Do this:
Copy out the entries below in full and exactly.

Data entries:

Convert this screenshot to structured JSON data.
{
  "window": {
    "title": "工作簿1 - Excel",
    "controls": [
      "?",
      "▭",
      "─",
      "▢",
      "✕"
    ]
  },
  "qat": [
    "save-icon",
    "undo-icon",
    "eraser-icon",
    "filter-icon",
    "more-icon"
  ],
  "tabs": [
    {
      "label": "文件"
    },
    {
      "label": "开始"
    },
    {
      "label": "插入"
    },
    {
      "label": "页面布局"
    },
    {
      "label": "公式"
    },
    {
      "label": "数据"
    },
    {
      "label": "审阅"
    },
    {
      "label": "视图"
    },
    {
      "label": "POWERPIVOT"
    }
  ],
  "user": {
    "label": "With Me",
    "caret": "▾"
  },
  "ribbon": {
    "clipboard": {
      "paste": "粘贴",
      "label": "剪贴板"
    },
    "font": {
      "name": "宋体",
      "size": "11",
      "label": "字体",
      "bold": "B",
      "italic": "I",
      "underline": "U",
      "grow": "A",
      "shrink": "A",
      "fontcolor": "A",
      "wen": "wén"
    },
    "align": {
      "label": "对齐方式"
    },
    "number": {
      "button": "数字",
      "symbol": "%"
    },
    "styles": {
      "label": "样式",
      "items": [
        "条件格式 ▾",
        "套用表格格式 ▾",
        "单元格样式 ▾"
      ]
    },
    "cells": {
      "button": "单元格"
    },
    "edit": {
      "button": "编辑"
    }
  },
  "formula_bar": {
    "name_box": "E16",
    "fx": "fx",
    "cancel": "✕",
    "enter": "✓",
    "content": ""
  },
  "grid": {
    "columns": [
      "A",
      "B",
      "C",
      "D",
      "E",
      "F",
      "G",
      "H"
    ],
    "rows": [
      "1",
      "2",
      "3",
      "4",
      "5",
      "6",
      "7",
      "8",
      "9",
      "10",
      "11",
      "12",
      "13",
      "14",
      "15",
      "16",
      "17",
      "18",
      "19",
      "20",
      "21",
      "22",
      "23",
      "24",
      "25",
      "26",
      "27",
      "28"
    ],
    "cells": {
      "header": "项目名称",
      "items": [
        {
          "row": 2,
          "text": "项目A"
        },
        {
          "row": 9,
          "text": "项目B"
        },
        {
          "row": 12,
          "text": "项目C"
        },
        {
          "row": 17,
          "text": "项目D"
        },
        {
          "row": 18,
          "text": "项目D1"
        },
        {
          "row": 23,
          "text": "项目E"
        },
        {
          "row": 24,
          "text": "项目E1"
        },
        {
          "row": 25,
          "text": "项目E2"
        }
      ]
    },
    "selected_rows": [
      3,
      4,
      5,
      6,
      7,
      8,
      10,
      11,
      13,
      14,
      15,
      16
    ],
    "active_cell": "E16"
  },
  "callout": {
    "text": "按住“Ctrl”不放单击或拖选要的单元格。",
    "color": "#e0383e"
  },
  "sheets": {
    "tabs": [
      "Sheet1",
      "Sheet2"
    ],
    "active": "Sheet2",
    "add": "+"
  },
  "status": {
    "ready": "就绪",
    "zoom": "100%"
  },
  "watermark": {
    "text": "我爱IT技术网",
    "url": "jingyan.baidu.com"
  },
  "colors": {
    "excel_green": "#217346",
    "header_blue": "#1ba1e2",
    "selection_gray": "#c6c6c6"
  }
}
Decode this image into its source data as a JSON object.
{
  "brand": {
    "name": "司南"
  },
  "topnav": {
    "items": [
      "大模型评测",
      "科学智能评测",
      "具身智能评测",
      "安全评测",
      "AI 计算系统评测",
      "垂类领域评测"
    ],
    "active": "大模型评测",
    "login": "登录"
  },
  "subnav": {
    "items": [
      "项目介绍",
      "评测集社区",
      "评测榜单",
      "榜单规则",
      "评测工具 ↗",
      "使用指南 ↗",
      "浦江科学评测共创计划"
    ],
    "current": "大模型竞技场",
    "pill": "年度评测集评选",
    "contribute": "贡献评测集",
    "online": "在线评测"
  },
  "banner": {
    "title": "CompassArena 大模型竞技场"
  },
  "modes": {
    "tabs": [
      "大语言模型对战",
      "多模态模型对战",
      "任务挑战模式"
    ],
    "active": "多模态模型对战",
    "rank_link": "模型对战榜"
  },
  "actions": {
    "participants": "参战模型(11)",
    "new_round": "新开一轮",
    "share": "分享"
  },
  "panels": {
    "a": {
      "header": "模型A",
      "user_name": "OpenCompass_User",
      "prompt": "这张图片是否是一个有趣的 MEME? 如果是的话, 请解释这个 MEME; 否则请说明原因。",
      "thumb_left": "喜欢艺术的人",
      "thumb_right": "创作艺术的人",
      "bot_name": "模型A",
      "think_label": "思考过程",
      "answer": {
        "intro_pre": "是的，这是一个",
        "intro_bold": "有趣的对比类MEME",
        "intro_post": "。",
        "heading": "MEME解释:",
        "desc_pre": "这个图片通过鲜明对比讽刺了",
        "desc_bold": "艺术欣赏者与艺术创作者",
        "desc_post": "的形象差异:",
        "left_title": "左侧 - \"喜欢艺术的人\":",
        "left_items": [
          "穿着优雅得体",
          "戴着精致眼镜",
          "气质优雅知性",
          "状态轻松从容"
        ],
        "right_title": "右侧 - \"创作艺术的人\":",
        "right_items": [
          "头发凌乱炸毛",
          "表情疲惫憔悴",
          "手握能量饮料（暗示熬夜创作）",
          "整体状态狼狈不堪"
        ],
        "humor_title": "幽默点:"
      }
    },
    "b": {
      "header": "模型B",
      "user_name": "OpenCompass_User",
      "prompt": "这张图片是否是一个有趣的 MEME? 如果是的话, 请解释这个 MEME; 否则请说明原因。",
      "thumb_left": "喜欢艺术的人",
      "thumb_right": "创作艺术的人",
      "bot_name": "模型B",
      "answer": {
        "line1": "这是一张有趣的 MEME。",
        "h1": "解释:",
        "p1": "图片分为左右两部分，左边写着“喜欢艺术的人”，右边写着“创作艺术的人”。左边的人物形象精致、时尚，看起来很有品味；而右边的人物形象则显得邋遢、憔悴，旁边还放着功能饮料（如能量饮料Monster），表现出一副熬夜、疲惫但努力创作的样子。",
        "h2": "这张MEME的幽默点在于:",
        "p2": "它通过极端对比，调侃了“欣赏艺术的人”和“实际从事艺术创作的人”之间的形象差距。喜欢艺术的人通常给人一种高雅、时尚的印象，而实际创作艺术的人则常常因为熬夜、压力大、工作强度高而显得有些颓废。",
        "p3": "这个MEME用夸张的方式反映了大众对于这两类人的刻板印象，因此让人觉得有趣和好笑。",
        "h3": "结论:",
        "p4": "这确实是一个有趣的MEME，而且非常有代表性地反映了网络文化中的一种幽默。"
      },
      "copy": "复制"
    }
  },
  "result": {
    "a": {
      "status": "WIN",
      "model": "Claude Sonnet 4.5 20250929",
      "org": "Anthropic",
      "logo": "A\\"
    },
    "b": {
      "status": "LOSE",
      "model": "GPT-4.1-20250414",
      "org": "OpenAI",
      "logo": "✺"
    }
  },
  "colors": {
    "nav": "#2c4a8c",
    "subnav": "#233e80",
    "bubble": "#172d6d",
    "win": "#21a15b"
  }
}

Output of the exercise:
Convert this screenshot to structured JSON data.
{
  "window": {
    "title": "工作簿1 - Excel",
    "controls": [
      "?",
      "▭",
      "─",
      "▢",
      "✕"
    ]
  },
  "qat": [
    "save-icon",
    "undo-icon",
    "eraser-icon",
    "filter-icon",
    "more-icon"
  ],
  "tabs": [
    {
      "label": "文件"
    },
    {
      "label": "开始"
    },
    {
      "label": "插入"
    },
    {
      "label": "页面布局"
    },
    {
      "label": "公式"
    },
    {
      "label": "数据"
    },
    {
      "label": "审阅"
    },
    {
      "label": "视图"
    },
    {
      "label": "POWERPIVOT"
    }
  ],
  "user": {
    "label": "With Me",
    "caret": "▾"
  },
  "ribbon": {
    "clipboard": {
      "paste": "粘贴",
      "label": "剪贴板"
    },
    "font": {
      "name": "宋体",
      "size": "11",
      "label": "字体",
      "bold": "B",
      "italic": "I",
      "underline": "U",
      "grow": "A",
      "shrink": "A",
      "fontcolor": "A",
      "wen": "wén"
    },
    "align": {
      "label": "对齐方式"
    },
    "number": {
      "button": "数字",
      "symbol": "%"
    },
    "styles": {
      "label": "样式",
      "items": [
        "条件格式 ▾",
        "套用表格格式 ▾",
        "单元格样式 ▾"
      ]
    },
    "cells": {
      "button": "单元格"
    },
    "edit": {
      "button": "编辑"
    }
  },
  "formula_bar": {
    "name_box": "E16",
    "fx": "fx",
    "cancel": "✕",
    "enter": "✓",
    "content": ""
  },
  "grid": {
    "columns": [
      "A",
      "B",
      "C",
      "D",
      "E",
      "F",
      "G",
      "H"
    ],
    "rows": [
      "1",
      "2",
      "3",
      "4",
      "5",
      "6",
      "7",
      "8",
      "9",
      "10",
      "11",
      "12",
      "13",
      "14",
      "15",
      "16",
      "17",
      "18",
      "19",
      "20",
      "21",
      "22",
      "23",
      "24",
      "25",
      "26",
      "27",
      "28"
    ],
    "cells": {
      "header": "项目名称",
      "items": [
        {
          "row": 2,
          "text": "项目A"
        },
        {
          "row": 9,
          "text": "项目B"
        },
        {
          "row": 12,
          "text": "项目C"
        },
        {
          "row": 17,
          "text": "项目D"
        },
        {
          "row": 18,
          "text": "项目D1"
        },
        {
          "row": 23,
          "text": "项目E"
        },
        {
          "row": 24,
          "text": "项目E1"
        },
        {
          "row": 25,
          "text": "项目E2"
        }
      ]
    },
    "selected_rows": [
      3,
      4,
      5,
      6,
      7,
      8,
      10,
      11,
      13,
      14,
      15,
      16
    ],
    "active_cell": "E16"
  },
  "callout": {
    "text": "按住“Ctrl”不放单击或拖选要的单元格。",
    "color": "#e0383e"
  },
  "sheets": {
    "tabs": [
      "Sheet1",
      "Sheet2"
    ],
    "active": "Sheet2",
    "add": "+"
  },
  "status": {
    "ready": "就绪",
    "zoom": "100%"
  },
  "watermark": {
    "text": "我爱IT技术网",
    "url": "jingyan.baidu.com"
  },
  "colors": {
    "excel_green": "#217346",
    "header_blue": "#1ba1e2",
    "selection_gray": "#c6c6c6"
  }
}
Decode this image into its source data as a JSON object.
{
  "brand": {
    "name": "司南"
  },
  "topnav": {
    "items": [
      "大模型评测",
      "科学智能评测",
      "具身智能评测",
      "安全评测",
      "AI 计算系统评测",
      "垂类领域评测"
    ],
    "active": "大模型评测",
    "login": "登录"
  },
  "subnav": {
    "items": [
      "项目介绍",
      "评测集社区",
      "评测榜单",
      "榜单规则",
      "评测工具 ↗",
      "使用指南 ↗",
      "浦江科学评测共创计划"
    ],
    "current": "大模型竞技场",
    "pill": "年度评测集评选",
    "contribute": "贡献评测集",
    "online": "在线评测"
  },
  "banner": {
    "title": "CompassArena 大模型竞技场"
  },
  "modes": {
    "tabs": [
      "大语言模型对战",
      "多模态模型对战",
      "任务挑战模式"
    ],
    "active": "多模态模型对战",
    "rank_link": "模型对战榜"
  },
  "actions": {
    "participants": "参战模型(11)",
    "new_round": "新开一轮",
    "share": "分享"
  },
  "panels": {
    "a": {
      "header": "模型A",
      "user_name": "OpenCompass_User",
      "prompt": "这张图片是否是一个有趣的 MEME? 如果是的话, 请解释这个 MEME; 否则请说明原因。",
      "thumb_left": "喜欢艺术的人",
      "thumb_right": "创作艺术的人",
      "bot_name": "模型A",
      "think_label": "思考过程",
      "answer": {
        "intro_pre": "是的，这是一个",
        "intro_bold": "有趣的对比类MEME",
        "intro_post": "。",
        "heading": "MEME解释:",
        "desc_pre": "这个图片通过鲜明对比讽刺了",
        "desc_bold": "艺术欣赏者与艺术创作者",
        "desc_post": "的形象差异:",
        "left_title": "左侧 - \"喜欢艺术的人\":",
        "left_items": [
          "穿着优雅得体",
          "戴着精致眼镜",
          "气质优雅知性",
          "状态轻松从容"
        ],
        "right_title": "右侧 - \"创作艺术的人\":",
        "right_items": [
          "头发凌乱炸毛",
          "表情疲惫憔悴",
          "手握能量饮料（暗示熬夜创作）",
          "整体状态狼狈不堪"
        ],
        "humor_title": "幽默点:"
      }
    },
    "b": {
      "header": "模型B",
      "user_name": "OpenCompass_User",
      "prompt": "这张图片是否是一个有趣的 MEME? 如果是的话, 请解释这个 MEME; 否则请说明原因。",
      "thumb_left": "喜欢艺术的人",
      "thumb_right": "创作艺术的人",
      "bot_name": "模型B",
      "answer": {
        "line1": "这是一张有趣的 MEME。",
        "h1": "解释:",
        "p1": "图片分为左右两部分，左边写着“喜欢艺术的人”，右边写着“创作艺术的人”。左边的人物形象精致、时尚，看起来很有品味；而右边的人物形象则显得邋遢、憔悴，旁边还放着功能饮料（如能量饮料Monster），表现出一副熬夜、疲惫但努力创作的样子。",
        "h2": "这张MEME的幽默点在于:",
        "p2": "它通过极端对比，调侃了“欣赏艺术的人”和“实际从事艺术创作的人”之间的形象差距。喜欢艺术的人通常给人一种高雅、时尚的印象，而实际创作艺术的人则常常因为熬夜、压力大、工作强度高而显得有些颓废。",
        "p3": "这个MEME用夸张的方式反映了大众对于这两类人的刻板印象，因此让人觉得有趣和好笑。",
        "h3": "结论:",
        "p4": "这确实是一个有趣的MEME，而且非常有代表性地反映了网络文化中的一种幽默。"
      },
      "copy": "复制"
    }
  },
  "result": {
    "a": {
      "status": "WIN",
      "model": "Claude Sonnet 4.5 20250929",
      "org": "Anthropic",
      "logo": "A\\"
    },
    "b": {
      "status": "LOSE",
      "model": "GPT-4.1-20250414",
      "org": "OpenAI",
      "logo": "✺"
    }
  },
  "colors": {
    "nav": "#2c4a8c",
    "subnav": "#233e80",
    "bubble": "#172d6d",
    "win": "#21a15b"
  }
}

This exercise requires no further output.